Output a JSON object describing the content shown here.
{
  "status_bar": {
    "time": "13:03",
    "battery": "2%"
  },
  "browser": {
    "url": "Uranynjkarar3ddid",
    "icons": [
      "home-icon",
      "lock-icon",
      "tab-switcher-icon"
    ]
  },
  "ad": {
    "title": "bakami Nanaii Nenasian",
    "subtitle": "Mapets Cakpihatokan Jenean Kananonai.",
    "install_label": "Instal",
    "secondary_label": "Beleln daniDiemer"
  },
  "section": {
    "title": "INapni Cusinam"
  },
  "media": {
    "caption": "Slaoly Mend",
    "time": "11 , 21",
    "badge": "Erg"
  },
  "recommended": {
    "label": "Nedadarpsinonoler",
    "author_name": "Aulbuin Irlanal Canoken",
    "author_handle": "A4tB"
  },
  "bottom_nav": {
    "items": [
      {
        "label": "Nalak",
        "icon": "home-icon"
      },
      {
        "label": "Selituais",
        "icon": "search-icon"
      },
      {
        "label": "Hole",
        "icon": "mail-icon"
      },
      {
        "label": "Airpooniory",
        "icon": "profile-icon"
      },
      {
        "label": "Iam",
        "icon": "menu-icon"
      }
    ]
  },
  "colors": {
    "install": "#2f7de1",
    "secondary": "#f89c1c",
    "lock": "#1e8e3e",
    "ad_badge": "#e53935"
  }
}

—————

Work to complete
Please repeat the listing exactly, with nothing left out.

Exercise response
Output a JSON object describing the content shown here.
{
  "status_bar": {
    "time": "13:03",
    "battery": "2%"
  },
  "browser": {
    "url": "Uranynjkarar3ddid",
    "icons": [
      "home-icon",
      "lock-icon",
      "tab-switcher-icon"
    ]
  },
  "ad": {
    "title": "bakami Nanaii Nenasian",
    "subtitle": "Mapets Cakpihatokan Jenean Kananonai.",
    "install_label": "Instal",
    "secondary_label": "Beleln daniDiemer"
  },
  "section": {
    "title": "INapni Cusinam"
  },
  "media": {
    "caption": "Slaoly Mend",
    "time": "11 , 21",
    "badge": "Erg"
  },
  "recommended": {
    "label": "Nedadarpsinonoler",
    "author_name": "Aulbuin Irlanal Canoken",
    "author_handle": "A4tB"
  },
  "bottom_nav": {
    "items": [
      {
        "label": "Nalak",
        "icon": "home-icon"
      },
      {
        "label": "Selituais",
        "icon": "search-icon"
      },
      {
        "label": "Hole",
        "icon": "mail-icon"
      },
      {
        "label": "Airpooniory",
        "icon": "profile-icon"
      },
      {
        "label": "Iam",
        "icon": "menu-icon"
      }
    ]
  },
  "colors": {
    "install": "#2f7de1",
    "secondary": "#f89c1c",
    "lock": "#1e8e3e",
    "ad_badge": "#e53935"
  }
}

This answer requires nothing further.